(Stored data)
—————
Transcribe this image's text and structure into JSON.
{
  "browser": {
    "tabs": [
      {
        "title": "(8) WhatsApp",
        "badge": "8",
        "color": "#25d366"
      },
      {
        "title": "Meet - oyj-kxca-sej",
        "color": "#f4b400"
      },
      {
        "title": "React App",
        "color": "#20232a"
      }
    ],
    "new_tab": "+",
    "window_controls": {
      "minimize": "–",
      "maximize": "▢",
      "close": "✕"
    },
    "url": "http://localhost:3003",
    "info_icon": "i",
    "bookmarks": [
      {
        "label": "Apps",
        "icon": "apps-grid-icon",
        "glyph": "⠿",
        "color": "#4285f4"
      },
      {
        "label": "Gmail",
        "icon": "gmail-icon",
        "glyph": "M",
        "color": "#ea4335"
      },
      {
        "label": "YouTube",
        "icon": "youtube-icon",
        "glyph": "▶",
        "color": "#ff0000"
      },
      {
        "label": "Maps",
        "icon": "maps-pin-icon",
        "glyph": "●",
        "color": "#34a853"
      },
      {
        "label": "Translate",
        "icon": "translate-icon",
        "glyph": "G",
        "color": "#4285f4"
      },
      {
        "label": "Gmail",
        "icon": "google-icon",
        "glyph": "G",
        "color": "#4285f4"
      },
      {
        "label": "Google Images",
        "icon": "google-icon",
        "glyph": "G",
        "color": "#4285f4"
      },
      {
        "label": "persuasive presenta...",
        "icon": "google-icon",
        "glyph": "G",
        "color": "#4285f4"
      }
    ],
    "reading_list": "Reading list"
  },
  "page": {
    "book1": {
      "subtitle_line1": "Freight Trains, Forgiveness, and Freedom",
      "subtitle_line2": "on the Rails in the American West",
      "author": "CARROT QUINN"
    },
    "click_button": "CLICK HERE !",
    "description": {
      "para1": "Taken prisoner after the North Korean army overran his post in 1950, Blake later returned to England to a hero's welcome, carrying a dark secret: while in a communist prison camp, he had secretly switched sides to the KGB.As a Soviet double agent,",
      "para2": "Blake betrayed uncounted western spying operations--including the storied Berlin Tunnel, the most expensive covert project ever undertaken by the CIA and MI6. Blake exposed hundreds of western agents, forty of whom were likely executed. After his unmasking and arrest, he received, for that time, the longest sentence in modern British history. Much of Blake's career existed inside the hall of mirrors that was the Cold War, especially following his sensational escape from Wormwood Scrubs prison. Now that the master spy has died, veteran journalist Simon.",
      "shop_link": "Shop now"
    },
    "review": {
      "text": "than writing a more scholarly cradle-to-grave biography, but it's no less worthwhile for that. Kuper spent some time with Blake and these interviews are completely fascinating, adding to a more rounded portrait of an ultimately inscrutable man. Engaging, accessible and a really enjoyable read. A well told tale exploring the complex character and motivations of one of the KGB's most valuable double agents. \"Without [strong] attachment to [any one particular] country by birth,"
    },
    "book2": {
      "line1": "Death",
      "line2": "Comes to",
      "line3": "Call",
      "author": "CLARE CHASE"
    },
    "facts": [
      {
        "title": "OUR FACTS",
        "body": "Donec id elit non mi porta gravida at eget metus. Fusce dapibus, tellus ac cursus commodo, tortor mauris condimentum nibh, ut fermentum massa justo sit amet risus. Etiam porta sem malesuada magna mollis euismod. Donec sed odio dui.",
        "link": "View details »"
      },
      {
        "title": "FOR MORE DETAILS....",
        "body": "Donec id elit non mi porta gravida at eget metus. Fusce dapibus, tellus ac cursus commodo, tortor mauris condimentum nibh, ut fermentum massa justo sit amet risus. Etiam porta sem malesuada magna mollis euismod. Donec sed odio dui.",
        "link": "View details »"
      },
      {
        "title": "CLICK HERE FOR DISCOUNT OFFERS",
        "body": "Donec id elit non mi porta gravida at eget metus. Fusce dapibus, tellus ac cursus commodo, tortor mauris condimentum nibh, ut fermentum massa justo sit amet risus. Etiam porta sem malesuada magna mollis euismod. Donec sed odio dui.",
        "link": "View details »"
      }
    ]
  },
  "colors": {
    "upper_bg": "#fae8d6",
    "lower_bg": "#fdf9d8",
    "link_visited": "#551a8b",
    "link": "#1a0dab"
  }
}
—————
* [Exercise details]: Repeat the material word for word, in full.

* [Answer for the task]:
Transcribe this image's text and structure into JSON.
{
  "browser": {
    "tabs": [
      {
        "title": "(8) WhatsApp",
        "badge": "8",
        "color": "#25d366"
      },
      {
        "title": "Meet - oyj-kxca-sej",
        "color": "#f4b400"
      },
      {
        "title": "React App",
        "color": "#20232a"
      }
    ],
    "new_tab": "+",
    "window_controls": {
      "minimize": "–",
      "maximize": "▢",
      "close": "✕"
    },
    "url": "http://localhost:3003",
    "info_icon": "i",
    "bookmarks": [
      {
        "label": "Apps",
        "icon": "apps-grid-icon",
        "glyph": "⠿",
        "color": "#4285f4"
      },
      {
        "label": "Gmail",
        "icon": "gmail-icon",
        "glyph": "M",
        "color": "#ea4335"
      },
      {
        "label": "YouTube",
        "icon": "youtube-icon",
        "glyph": "▶",
        "color": "#ff0000"
      },
      {
        "label": "Maps",
        "icon": "maps-pin-icon",
        "glyph": "●",
        "color": "#34a853"
      },
      {
        "label": "Translate",
        "icon": "translate-icon",
        "glyph": "G",
        "color": "#4285f4"
      },
      {
        "label": "Gmail",
        "icon": "google-icon",
        "glyph": "G",
        "color": "#4285f4"
      },
      {
        "label": "Google Images",
        "icon": "google-icon",
        "glyph": "G",
        "color": "#4285f4"
      },
      {
        "label": "persuasive presenta...",
        "icon": "google-icon",
        "glyph": "G",
        "color": "#4285f4"
      }
    ],
    "reading_list": "Reading list"
  },
  "page": {
    "book1": {
      "subtitle_line1": "Freight Trains, Forgiveness, and Freedom",
      "subtitle_line2": "on the Rails in the American West",
      "author": "CARROT QUINN"
    },
    "click_button": "CLICK HERE !",
    "description": {
      "para1": "Taken prisoner after the North Korean army overran his post in 1950, Blake later returned to England to a hero's welcome, carrying a dark secret: while in a communist prison camp, he had secretly switched sides to the KGB.As a Soviet double agent,",
      "para2": "Blake betrayed uncounted western spying operations--including the storied Berlin Tunnel, the most expensive covert project ever undertaken by the CIA and MI6. Blake exposed hundreds of western agents, forty of whom were likely executed. After his unmasking and arrest, he received, for that time, the longest sentence in modern British history. Much of Blake's career existed inside the hall of mirrors that was the Cold War, especially following his sensational escape from Wormwood Scrubs prison. Now that the master spy has died, veteran journalist Simon.",
      "shop_link": "Shop now"
    },
    "review": {
      "text": "than writing a more scholarly cradle-to-grave biography, but it's no less worthwhile for that. Kuper spent some time with Blake and these interviews are completely fascinating, adding to a more rounded portrait of an ultimately inscrutable man. Engaging, accessible and a really enjoyable read. A well told tale exploring the complex character and motivations of one of the KGB's most valuable double agents. \"Without [strong] attachment to [any one particular] country by birth,"
    },
    "book2": {
      "line1": "Death",
      "line2": "Comes to",
      "line3": "Call",
      "author": "CLARE CHASE"
    },
    "facts": [
      {
        "title": "OUR FACTS",
        "body": "Donec id elit non mi porta gravida at eget metus. Fusce dapibus, tellus ac cursus commodo, tortor mauris condimentum nibh, ut fermentum massa justo sit amet risus. Etiam porta sem malesuada magna mollis euismod. Donec sed odio dui.",
        "link": "View details »"
      },
      {
        "title": "FOR MORE DETAILS....",
        "body": "Donec id elit non mi porta gravida at eget metus. Fusce dapibus, tellus ac cursus commodo, tortor mauris condimentum nibh, ut fermentum massa justo sit amet risus. Etiam porta sem malesuada magna mollis euismod. Donec sed odio dui.",
        "link": "View details »"
      },
      {
        "title": "CLICK HERE FOR DISCOUNT OFFERS",
        "body": "Donec id elit non mi porta gravida at eget metus. Fusce dapibus, tellus ac cursus commodo, tortor mauris condimentum nibh, ut fermentum massa justo sit amet risus. Etiam porta sem malesuada magna mollis euismod. Donec sed odio dui.",
        "link": "View details »"
      }
    ]
  },
  "colors": {
    "upper_bg": "#fae8d6",
    "lower_bg": "#fdf9d8",
    "link_visited": "#551a8b",
    "link": "#1a0dab"
  }
}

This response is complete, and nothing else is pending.